- **Provided information**:
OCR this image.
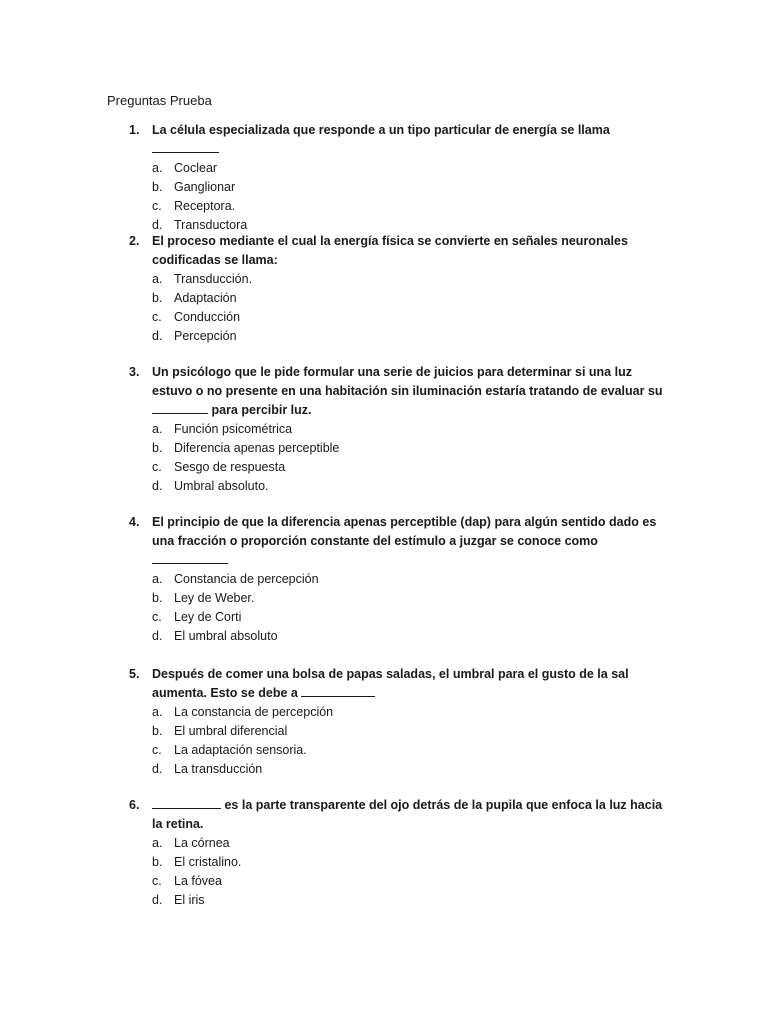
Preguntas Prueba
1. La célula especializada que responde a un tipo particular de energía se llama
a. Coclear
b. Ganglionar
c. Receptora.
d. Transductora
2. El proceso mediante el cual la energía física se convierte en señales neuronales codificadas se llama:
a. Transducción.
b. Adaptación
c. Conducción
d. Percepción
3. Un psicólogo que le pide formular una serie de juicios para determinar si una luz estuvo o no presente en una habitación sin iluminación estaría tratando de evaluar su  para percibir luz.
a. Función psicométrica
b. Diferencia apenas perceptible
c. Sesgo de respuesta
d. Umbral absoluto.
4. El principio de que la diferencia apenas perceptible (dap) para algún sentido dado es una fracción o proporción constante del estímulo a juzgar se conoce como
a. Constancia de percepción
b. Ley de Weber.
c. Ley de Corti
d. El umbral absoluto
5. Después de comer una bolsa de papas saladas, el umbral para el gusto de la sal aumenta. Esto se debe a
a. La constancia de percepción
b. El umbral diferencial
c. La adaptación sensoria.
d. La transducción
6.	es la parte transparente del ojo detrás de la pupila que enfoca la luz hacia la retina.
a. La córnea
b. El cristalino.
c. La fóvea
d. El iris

- **To be done**: How many lines of these entries hold the string "llama"? Answer with the number alone.

- **Final result**: 2